**THE PROBLEM:**
For the listing below, give the number of lines in which "content" occurs. Add nothing.

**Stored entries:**
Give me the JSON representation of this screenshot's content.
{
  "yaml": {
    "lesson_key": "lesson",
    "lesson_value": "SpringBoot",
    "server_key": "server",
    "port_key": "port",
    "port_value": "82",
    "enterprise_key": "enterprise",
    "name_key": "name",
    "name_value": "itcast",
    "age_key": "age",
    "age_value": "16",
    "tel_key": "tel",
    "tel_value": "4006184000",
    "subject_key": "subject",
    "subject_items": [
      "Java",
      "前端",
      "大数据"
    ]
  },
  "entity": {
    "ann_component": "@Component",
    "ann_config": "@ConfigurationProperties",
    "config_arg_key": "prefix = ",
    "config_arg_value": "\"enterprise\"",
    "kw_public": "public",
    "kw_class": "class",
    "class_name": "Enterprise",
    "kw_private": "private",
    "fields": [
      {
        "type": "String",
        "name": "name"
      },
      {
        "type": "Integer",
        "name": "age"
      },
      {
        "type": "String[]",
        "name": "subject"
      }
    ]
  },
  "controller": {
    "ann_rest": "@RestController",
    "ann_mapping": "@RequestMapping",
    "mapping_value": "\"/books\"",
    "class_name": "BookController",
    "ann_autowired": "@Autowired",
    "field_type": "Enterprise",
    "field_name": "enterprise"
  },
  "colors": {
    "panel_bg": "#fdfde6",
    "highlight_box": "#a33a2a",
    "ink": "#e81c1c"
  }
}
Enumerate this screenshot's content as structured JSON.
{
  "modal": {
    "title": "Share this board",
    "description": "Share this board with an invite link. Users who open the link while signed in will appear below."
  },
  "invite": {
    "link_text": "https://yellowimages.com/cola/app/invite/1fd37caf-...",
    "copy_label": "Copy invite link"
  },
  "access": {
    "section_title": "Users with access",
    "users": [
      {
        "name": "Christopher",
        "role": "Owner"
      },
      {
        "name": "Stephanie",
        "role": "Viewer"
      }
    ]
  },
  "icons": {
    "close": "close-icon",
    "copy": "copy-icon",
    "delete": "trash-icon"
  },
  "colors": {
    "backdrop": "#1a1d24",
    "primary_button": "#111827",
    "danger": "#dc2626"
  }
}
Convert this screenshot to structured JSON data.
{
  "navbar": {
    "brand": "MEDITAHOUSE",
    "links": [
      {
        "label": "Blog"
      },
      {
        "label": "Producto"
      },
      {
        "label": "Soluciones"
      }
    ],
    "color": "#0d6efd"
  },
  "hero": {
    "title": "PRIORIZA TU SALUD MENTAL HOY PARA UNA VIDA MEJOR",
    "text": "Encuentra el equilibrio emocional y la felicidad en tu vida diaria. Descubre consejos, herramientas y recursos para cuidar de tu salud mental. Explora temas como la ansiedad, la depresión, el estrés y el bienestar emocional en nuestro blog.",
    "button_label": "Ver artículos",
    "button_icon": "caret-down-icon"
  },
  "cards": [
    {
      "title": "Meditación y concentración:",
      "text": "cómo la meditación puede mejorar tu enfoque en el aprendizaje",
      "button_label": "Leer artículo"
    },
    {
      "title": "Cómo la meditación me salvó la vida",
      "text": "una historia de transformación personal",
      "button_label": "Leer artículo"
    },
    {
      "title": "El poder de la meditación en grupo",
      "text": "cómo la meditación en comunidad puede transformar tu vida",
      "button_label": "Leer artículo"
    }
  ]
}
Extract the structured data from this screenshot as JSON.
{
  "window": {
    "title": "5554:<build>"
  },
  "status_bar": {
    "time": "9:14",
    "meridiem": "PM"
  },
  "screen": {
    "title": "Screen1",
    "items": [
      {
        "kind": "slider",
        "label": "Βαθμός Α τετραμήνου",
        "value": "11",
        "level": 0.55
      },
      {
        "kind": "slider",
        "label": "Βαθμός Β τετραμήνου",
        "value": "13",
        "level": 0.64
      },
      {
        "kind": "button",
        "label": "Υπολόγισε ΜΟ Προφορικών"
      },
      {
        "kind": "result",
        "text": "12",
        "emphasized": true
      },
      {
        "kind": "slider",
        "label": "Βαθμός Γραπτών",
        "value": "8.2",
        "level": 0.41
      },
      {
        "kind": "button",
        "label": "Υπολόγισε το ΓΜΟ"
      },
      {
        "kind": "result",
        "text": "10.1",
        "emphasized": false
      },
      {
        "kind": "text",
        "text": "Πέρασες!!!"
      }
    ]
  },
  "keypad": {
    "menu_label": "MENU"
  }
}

**FULL SOLUTION:**
2